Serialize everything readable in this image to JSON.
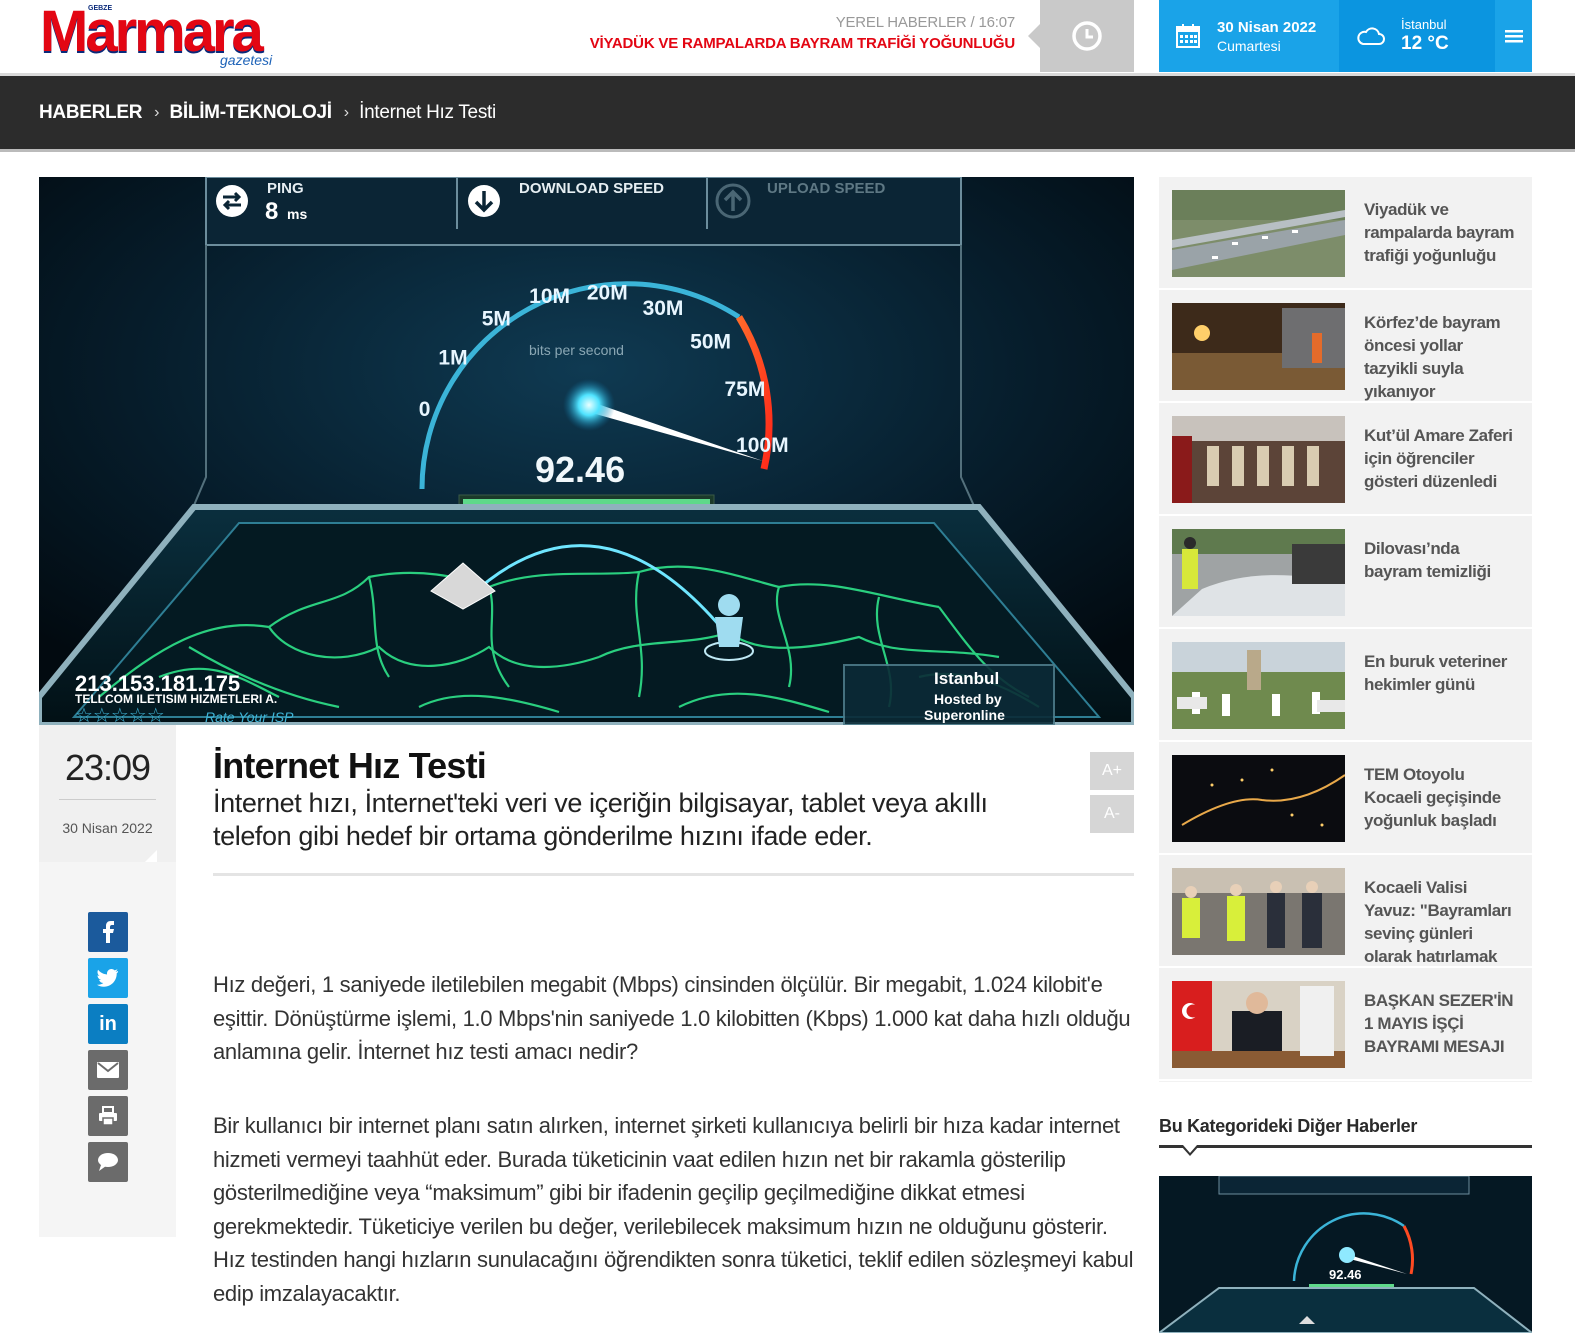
{
  "header": {
    "logo_text": "Marmara",
    "logo_prefix": "GEBZE",
    "logo_sub": "gazetesi",
    "ticker_category": "YEREL HABERLER / 16:07",
    "ticker_headline": "VİYADÜK VE RAMPALARDA BAYRAM TRAFİĞİ YOĞUNLUĞU",
    "date": "30 Nisan 2022",
    "weekday": "Cumartesi",
    "city": "İstanbul",
    "temperature": "12 °C",
    "colors": {
      "brand_red": "#e30613",
      "accent_blue": "#1aa3e8",
      "dark_bar": "#2c2c2c"
    }
  },
  "breadcrumb": [
    {
      "label": "HABERLER"
    },
    {
      "label": "BİLİM-TEKNOLOJİ"
    },
    {
      "label": "İnternet Hız Testi"
    }
  ],
  "hero": {
    "ping_label": "PING",
    "ping_value": "8",
    "ping_unit": "ms",
    "download_label": "DOWNLOAD SPEED",
    "upload_label": "UPLOAD SPEED",
    "gauge_label": "bits per second",
    "gauge_ticks": [
      "0",
      "1M",
      "5M",
      "10M",
      "20M",
      "30M",
      "50M",
      "75M",
      "100M"
    ],
    "speed_value": "92.46",
    "ip": "213.153.181.175",
    "isp": "TELLCOM ILETISIM HIZMETLERI A.",
    "rate_isp": "Rate Your ISP",
    "server_city": "Istanbul",
    "hosted_by": "Hosted by",
    "host": "Superonline"
  },
  "article": {
    "time": "23:09",
    "date": "30 Nisan 2022",
    "title": "İnternet Hız Testi",
    "spot": "İnternet hızı, İnternet'teki veri ve içeriğin bilgisayar, tablet veya akıllı telefon gibi hedef bir ortama gönderilme hızını ifade eder.",
    "font_plus": "A+",
    "font_minus": "A-",
    "paragraphs": [
      "Hız değeri, 1 saniyede iletilebilen megabit (Mbps) cinsinden ölçülür. Bir megabit, 1.024 kilobit'e eşittir. Dönüştürme işlemi, 1.0 Mbps'nin saniyede 1.0 kilobitten (Kbps) 1.000 kat daha hızlı olduğu anlamına gelir. İnternet hız testi amacı nedir?",
      "Bir kullanıcı bir internet planı satın alırken, internet şirketi kullanıcıya belirli bir hıza kadar internet hizmeti vermeyi taahhüt eder. Burada tüketicinin vaat edilen hızın net bir rakamla gösterilip gösterilmediğine veya “maksimum” gibi bir ifadenin geçilip geçilmediğine dikkat etmesi gerekmektedir. Tüketiciye verilen bu değer, verilebilecek maksimum hızın ne olduğunu gösterir. Hız testinden hangi hızların sunulacağını öğrendikten sonra tüketici, teklif edilen sözleşmeyi kabul edip imzalayacaktır."
    ]
  },
  "share_buttons": [
    {
      "icon": "facebook-icon",
      "glyph": "f",
      "color": "#1b5a9c"
    },
    {
      "icon": "twitter-icon",
      "glyph": "t",
      "color": "#1aa3e8"
    },
    {
      "icon": "linkedin-icon",
      "glyph": "in",
      "color": "#0b7ec2"
    },
    {
      "icon": "mail-icon",
      "glyph": "mail",
      "color": "#6b6b6b"
    },
    {
      "icon": "print-icon",
      "glyph": "print",
      "color": "#6b6b6b"
    },
    {
      "icon": "comment-icon",
      "glyph": "comment",
      "color": "#6b6b6b"
    }
  ],
  "sidebar": {
    "items": [
      {
        "title": "Viyadük ve rampalarda bayram trafiği yoğunluğu",
        "thumb": "highway-photo"
      },
      {
        "title": "Körfez’de bayram öncesi yollar tazyikli suyla yıkanıyor",
        "thumb": "street-washing-photo"
      },
      {
        "title": "Kut’ül Amare Zaferi için öğrenciler gösteri düzenledi",
        "thumb": "stage-performance-photo"
      },
      {
        "title": "Dilovası’nda bayram temizliği",
        "thumb": "cleaning-photo"
      },
      {
        "title": "En buruk veteriner hekimler günü",
        "thumb": "ceremony-photo"
      },
      {
        "title": "TEM Otoyolu Kocaeli geçişinde yoğunluk başladı",
        "thumb": "night-traffic-photo"
      },
      {
        "title": "Kocaeli Valisi Yavuz: \"Bayramları sevinç günleri olarak hatırlamak ve",
        "thumb": "police-officials-photo"
      },
      {
        "title": "BAŞKAN SEZER'İN 1 MAYIS İŞÇİ BAYRAMI MESAJI",
        "thumb": "mayor-office-photo"
      }
    ],
    "category_title": "Bu Kategorideki Diğer Haberler"
  }
}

> [Task to complete]: Gather all lines from the records above in which "Kocaeli" appears.

> [Solution to this exercise]:
        "title": "TEM Otoyolu Kocaeli geçişinde yoğunluk başladı",
        "title": "Kocaeli Valisi Yavuz: \"Bayramları sevinç günleri olarak hatırlamak ve",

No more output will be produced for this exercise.